# [Exercise]
For each line in the data below that holds "color", return a copy.

Figure collection entries

◆ ◆ ◆ ◆

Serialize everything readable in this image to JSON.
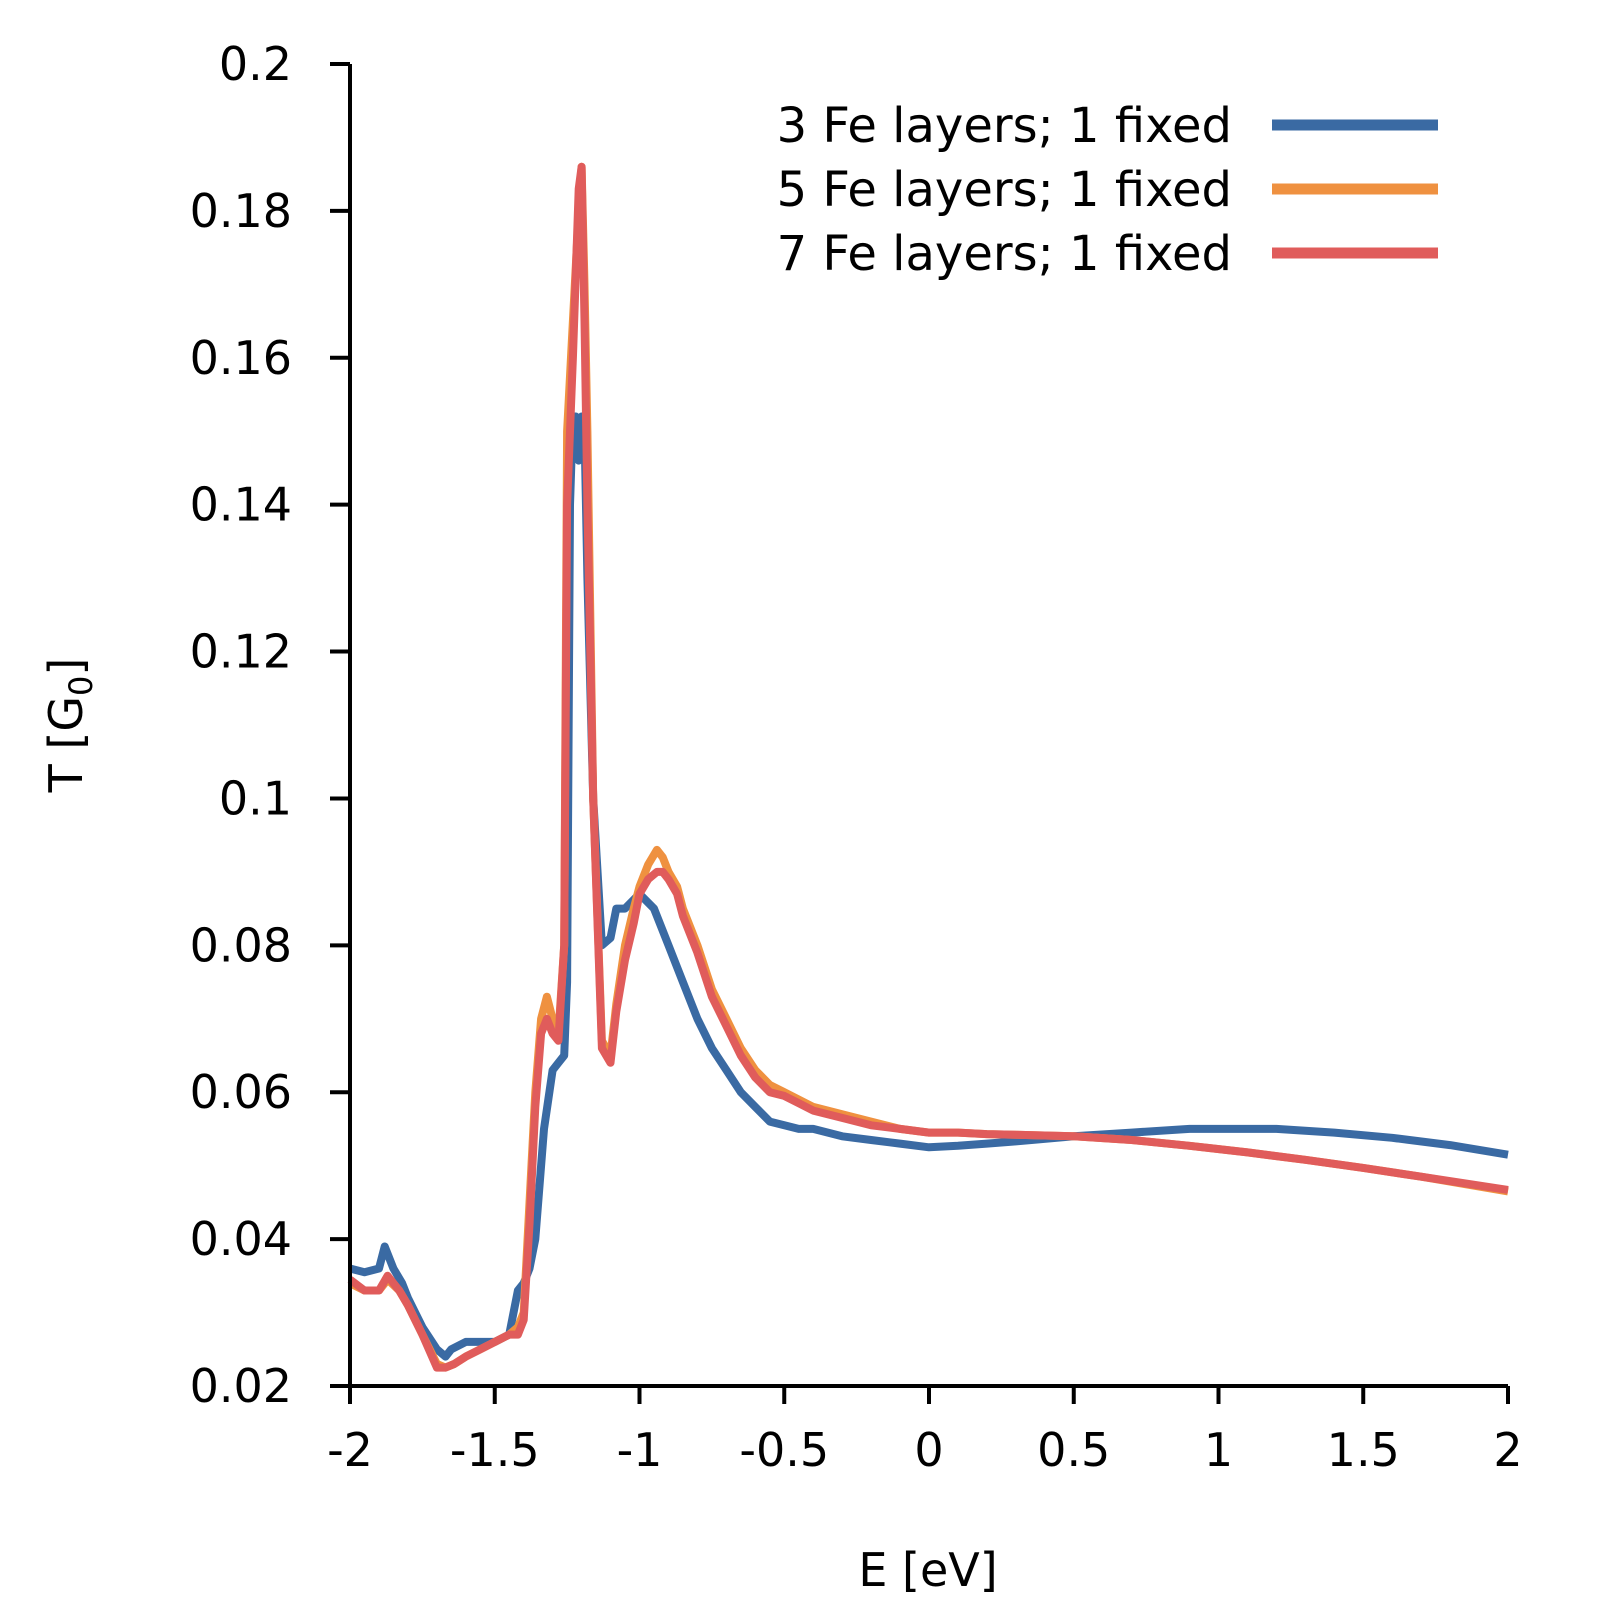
{
  "chart_data": {
    "type": "line",
    "title": "",
    "xlabel": "E [eV]",
    "ylabel_main": "T [G",
    "ylabel_sub": "0",
    "ylabel_close": "]",
    "xlim": [
      -2,
      2
    ],
    "ylim": [
      0.02,
      0.2
    ],
    "xticks": [
      -2,
      -1.5,
      -1,
      -0.5,
      0,
      0.5,
      1,
      1.5,
      2
    ],
    "xtick_labels": [
      "-2",
      "-1.5",
      "-1",
      "-0.5",
      "0",
      "0.5",
      "1",
      "1.5",
      "2"
    ],
    "yticks": [
      0.02,
      0.04,
      0.06,
      0.08,
      0.1,
      0.12,
      0.14,
      0.16,
      0.18,
      0.2
    ],
    "ytick_labels": [
      "0.02",
      "0.04",
      "0.06",
      "0.08",
      "0.1",
      "0.12",
      "0.14",
      "0.16",
      "0.18",
      "0.2"
    ],
    "grid": false,
    "legend_position": "top-right",
    "series": [
      {
        "name": "3 Fe layers; 1 fixed",
        "color": "#3a6aa3",
        "x": [
          -2.0,
          -1.95,
          -1.9,
          -1.88,
          -1.85,
          -1.82,
          -1.8,
          -1.75,
          -1.7,
          -1.67,
          -1.65,
          -1.6,
          -1.55,
          -1.5,
          -1.45,
          -1.42,
          -1.4,
          -1.38,
          -1.36,
          -1.33,
          -1.3,
          -1.28,
          -1.26,
          -1.25,
          -1.24,
          -1.23,
          -1.22,
          -1.21,
          -1.2,
          -1.19,
          -1.18,
          -1.16,
          -1.13,
          -1.1,
          -1.08,
          -1.05,
          -1.0,
          -0.95,
          -0.9,
          -0.85,
          -0.8,
          -0.75,
          -0.7,
          -0.65,
          -0.6,
          -0.55,
          -0.5,
          -0.45,
          -0.4,
          -0.3,
          -0.2,
          -0.1,
          0.0,
          0.1,
          0.2,
          0.3,
          0.5,
          0.7,
          0.9,
          1.0,
          1.1,
          1.2,
          1.4,
          1.6,
          1.8,
          2.0
        ],
        "y": [
          0.036,
          0.0355,
          0.036,
          0.039,
          0.036,
          0.034,
          0.032,
          0.028,
          0.025,
          0.024,
          0.025,
          0.026,
          0.026,
          0.026,
          0.027,
          0.033,
          0.034,
          0.036,
          0.04,
          0.055,
          0.063,
          0.064,
          0.065,
          0.075,
          0.14,
          0.152,
          0.152,
          0.146,
          0.152,
          0.15,
          0.13,
          0.1,
          0.08,
          0.081,
          0.085,
          0.085,
          0.087,
          0.085,
          0.08,
          0.075,
          0.07,
          0.066,
          0.063,
          0.06,
          0.058,
          0.056,
          0.0555,
          0.055,
          0.055,
          0.054,
          0.0535,
          0.053,
          0.0525,
          0.0527,
          0.053,
          0.0533,
          0.054,
          0.0545,
          0.055,
          0.055,
          0.055,
          0.055,
          0.0545,
          0.0538,
          0.0528,
          0.0515
        ]
      },
      {
        "name": "5 Fe layers; 1 fixed",
        "color": "#ef9140",
        "x": [
          -2.0,
          -1.95,
          -1.9,
          -1.87,
          -1.83,
          -1.8,
          -1.75,
          -1.7,
          -1.67,
          -1.64,
          -1.6,
          -1.55,
          -1.5,
          -1.45,
          -1.42,
          -1.4,
          -1.38,
          -1.36,
          -1.34,
          -1.32,
          -1.3,
          -1.28,
          -1.26,
          -1.25,
          -1.23,
          -1.21,
          -1.2,
          -1.19,
          -1.18,
          -1.16,
          -1.13,
          -1.1,
          -1.08,
          -1.05,
          -1.02,
          -1.0,
          -0.97,
          -0.94,
          -0.92,
          -0.9,
          -0.87,
          -0.85,
          -0.8,
          -0.75,
          -0.7,
          -0.65,
          -0.6,
          -0.55,
          -0.5,
          -0.45,
          -0.4,
          -0.3,
          -0.2,
          -0.1,
          0.0,
          0.1,
          0.2,
          0.3,
          0.5,
          0.7,
          0.9,
          1.1,
          1.3,
          1.5,
          1.7,
          2.0
        ],
        "y": [
          0.034,
          0.033,
          0.033,
          0.0345,
          0.033,
          0.031,
          0.027,
          0.023,
          0.0225,
          0.023,
          0.024,
          0.025,
          0.026,
          0.027,
          0.028,
          0.03,
          0.045,
          0.06,
          0.07,
          0.073,
          0.07,
          0.068,
          0.08,
          0.15,
          0.165,
          0.18,
          0.186,
          0.17,
          0.15,
          0.1,
          0.067,
          0.065,
          0.072,
          0.08,
          0.085,
          0.088,
          0.091,
          0.093,
          0.092,
          0.09,
          0.088,
          0.085,
          0.08,
          0.074,
          0.07,
          0.066,
          0.063,
          0.061,
          0.06,
          0.059,
          0.058,
          0.057,
          0.056,
          0.055,
          0.0545,
          0.0545,
          0.0543,
          0.0542,
          0.054,
          0.0535,
          0.0527,
          0.0518,
          0.0508,
          0.0497,
          0.0485,
          0.0465
        ]
      },
      {
        "name": "7 Fe layers; 1 fixed",
        "color": "#e05c5b",
        "x": [
          -2.0,
          -1.95,
          -1.9,
          -1.87,
          -1.83,
          -1.8,
          -1.75,
          -1.7,
          -1.67,
          -1.64,
          -1.6,
          -1.55,
          -1.5,
          -1.45,
          -1.42,
          -1.4,
          -1.38,
          -1.36,
          -1.34,
          -1.32,
          -1.3,
          -1.28,
          -1.26,
          -1.25,
          -1.23,
          -1.21,
          -1.2,
          -1.19,
          -1.18,
          -1.16,
          -1.13,
          -1.1,
          -1.08,
          -1.05,
          -1.02,
          -1.0,
          -0.97,
          -0.94,
          -0.92,
          -0.9,
          -0.87,
          -0.85,
          -0.8,
          -0.75,
          -0.7,
          -0.65,
          -0.6,
          -0.55,
          -0.5,
          -0.45,
          -0.4,
          -0.3,
          -0.2,
          -0.1,
          0.0,
          0.1,
          0.2,
          0.3,
          0.5,
          0.7,
          0.9,
          1.1,
          1.3,
          1.5,
          1.7,
          2.0
        ],
        "y": [
          0.0345,
          0.033,
          0.033,
          0.035,
          0.033,
          0.031,
          0.027,
          0.0225,
          0.0225,
          0.023,
          0.024,
          0.025,
          0.026,
          0.027,
          0.027,
          0.029,
          0.042,
          0.058,
          0.068,
          0.07,
          0.068,
          0.067,
          0.08,
          0.14,
          0.16,
          0.183,
          0.186,
          0.165,
          0.14,
          0.1,
          0.066,
          0.064,
          0.071,
          0.078,
          0.083,
          0.087,
          0.089,
          0.09,
          0.09,
          0.089,
          0.087,
          0.084,
          0.079,
          0.073,
          0.069,
          0.065,
          0.062,
          0.06,
          0.0595,
          0.0585,
          0.0575,
          0.0565,
          0.0555,
          0.055,
          0.0545,
          0.0545,
          0.0543,
          0.0542,
          0.054,
          0.0535,
          0.0527,
          0.0518,
          0.0508,
          0.0497,
          0.0485,
          0.0467
        ]
      }
    ]
  }
}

◆ ◆ ◆ ◆

# [Solution to this task]
        "color": "#3a6aa3",
        "color": "#ef9140",
        "color": "#e05c5b",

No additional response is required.